• [DIRECTIONS FOR THIS TASK] Which lines of the records below contain the string "title"? Report each of them.
◇ ◇ ◇ ◇
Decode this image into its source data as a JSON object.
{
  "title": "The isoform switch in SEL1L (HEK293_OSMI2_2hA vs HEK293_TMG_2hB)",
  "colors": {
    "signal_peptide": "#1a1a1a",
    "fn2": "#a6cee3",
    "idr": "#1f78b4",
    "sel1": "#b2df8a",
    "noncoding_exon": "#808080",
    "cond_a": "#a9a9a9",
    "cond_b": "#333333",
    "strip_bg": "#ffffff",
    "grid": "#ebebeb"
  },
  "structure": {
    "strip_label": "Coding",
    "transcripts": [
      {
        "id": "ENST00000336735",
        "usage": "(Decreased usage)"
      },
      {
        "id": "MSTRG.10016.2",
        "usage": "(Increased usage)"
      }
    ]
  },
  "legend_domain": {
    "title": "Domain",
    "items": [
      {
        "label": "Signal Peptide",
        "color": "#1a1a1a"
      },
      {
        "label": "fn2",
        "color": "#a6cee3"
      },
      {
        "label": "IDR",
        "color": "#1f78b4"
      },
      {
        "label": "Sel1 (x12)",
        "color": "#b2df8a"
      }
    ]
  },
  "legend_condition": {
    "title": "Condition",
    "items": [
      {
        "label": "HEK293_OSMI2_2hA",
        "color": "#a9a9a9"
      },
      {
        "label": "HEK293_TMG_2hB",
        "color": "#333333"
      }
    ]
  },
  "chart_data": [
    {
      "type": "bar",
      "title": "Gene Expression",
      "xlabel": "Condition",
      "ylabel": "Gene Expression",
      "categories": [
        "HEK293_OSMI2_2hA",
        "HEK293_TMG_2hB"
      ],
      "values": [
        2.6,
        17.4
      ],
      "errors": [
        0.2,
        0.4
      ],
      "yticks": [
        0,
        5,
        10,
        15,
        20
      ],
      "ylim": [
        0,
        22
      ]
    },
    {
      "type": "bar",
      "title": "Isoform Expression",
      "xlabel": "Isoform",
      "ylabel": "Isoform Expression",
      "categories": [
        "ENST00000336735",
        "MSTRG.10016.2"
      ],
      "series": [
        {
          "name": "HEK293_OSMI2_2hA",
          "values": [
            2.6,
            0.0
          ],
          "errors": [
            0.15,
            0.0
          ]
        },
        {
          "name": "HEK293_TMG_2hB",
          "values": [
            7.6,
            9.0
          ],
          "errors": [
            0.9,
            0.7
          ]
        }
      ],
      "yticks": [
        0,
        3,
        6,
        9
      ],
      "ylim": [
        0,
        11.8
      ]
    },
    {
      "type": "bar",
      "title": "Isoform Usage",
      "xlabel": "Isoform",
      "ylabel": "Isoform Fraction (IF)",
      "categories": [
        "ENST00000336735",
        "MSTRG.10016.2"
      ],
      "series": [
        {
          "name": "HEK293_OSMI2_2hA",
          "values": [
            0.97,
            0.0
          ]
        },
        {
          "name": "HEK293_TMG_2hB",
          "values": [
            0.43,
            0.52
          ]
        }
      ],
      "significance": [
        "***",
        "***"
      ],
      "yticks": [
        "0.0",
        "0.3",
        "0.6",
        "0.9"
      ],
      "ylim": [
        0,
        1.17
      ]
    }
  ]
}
◇ ◇ ◇ ◇
• [SOLUTION TO THE EXERCISE]
  "title": "The isoform switch in SEL1L (HEK293_OSMI2_2hA vs HEK293_TMG_2hB)",
    "title": "Domain",
    "title": "Condition",
      "title": "Gene Expression",
      "title": "Isoform Expression",
      "title": "Isoform Usage",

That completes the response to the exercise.